- _What to produce_
Write the data out again exactly, dropping any images it holds.
####################
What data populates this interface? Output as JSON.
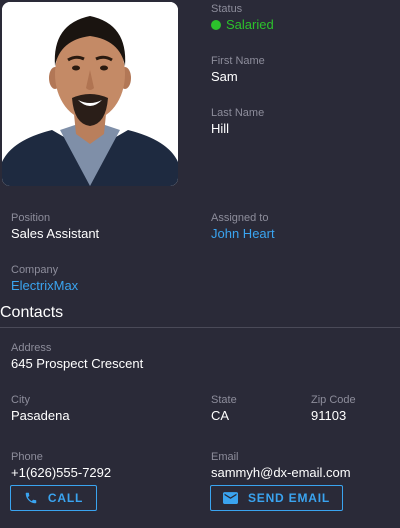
{
  "status": {
    "label": "Status",
    "value": "Salaried",
    "color": "#2cc12c"
  },
  "first_name": {
    "label": "First Name",
    "value": "Sam"
  },
  "last_name": {
    "label": "Last Name",
    "value": "Hill"
  },
  "position": {
    "label": "Position",
    "value": "Sales Assistant"
  },
  "assigned_to": {
    "label": "Assigned to",
    "value": "John Heart"
  },
  "company": {
    "label": "Company",
    "value": "ElectrixMax"
  },
  "contacts": {
    "title": "Contacts",
    "address": {
      "label": "Address",
      "value": "645 Prospect Crescent"
    },
    "city": {
      "label": "City",
      "value": "Pasadena"
    },
    "state": {
      "label": "State",
      "value": "CA"
    },
    "zip": {
      "label": "Zip Code",
      "value": "91103"
    },
    "phone": {
      "label": "Phone",
      "value": "+1(626)555-7292"
    },
    "email": {
      "label": "Email",
      "value": "sammyh@dx-email.com"
    }
  },
  "actions": {
    "call_label": "CALL",
    "call_icon": "phone-icon",
    "email_label": "SEND EMAIL",
    "email_icon": "envelope-icon"
  },
  "colors": {
    "background": "#2a2a38",
    "accent": "#3aa4f0",
    "muted": "#8d8d9b"
  }
}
####################
- _Exercise response_
What data populates this interface? Output as JSON.
{
  "status": {
    "label": "Status",
    "value": "Salaried",
    "color": "#2cc12c"
  },
  "first_name": {
    "label": "First Name",
    "value": "Sam"
  },
  "last_name": {
    "label": "Last Name",
    "value": "Hill"
  },
  "position": {
    "label": "Position",
    "value": "Sales Assistant"
  },
  "assigned_to": {
    "label": "Assigned to",
    "value": "John Heart"
  },
  "company": {
    "label": "Company",
    "value": "ElectrixMax"
  },
  "contacts": {
    "title": "Contacts",
    "address": {
      "label": "Address",
      "value": "645 Prospect Crescent"
    },
    "city": {
      "label": "City",
      "value": "Pasadena"
    },
    "state": {
      "label": "State",
      "value": "CA"
    },
    "zip": {
      "label": "Zip Code",
      "value": "91103"
    },
    "phone": {
      "label": "Phone",
      "value": "+1(626)555-7292"
    },
    "email": {
      "label": "Email",
      "value": "sammyh@dx-email.com"
    }
  },
  "actions": {
    "call_label": "CALL",
    "call_icon": "phone-icon",
    "email_label": "SEND EMAIL",
    "email_icon": "envelope-icon"
  },
  "colors": {
    "background": "#2a2a38",
    "accent": "#3aa4f0",
    "muted": "#8d8d9b"
  }
}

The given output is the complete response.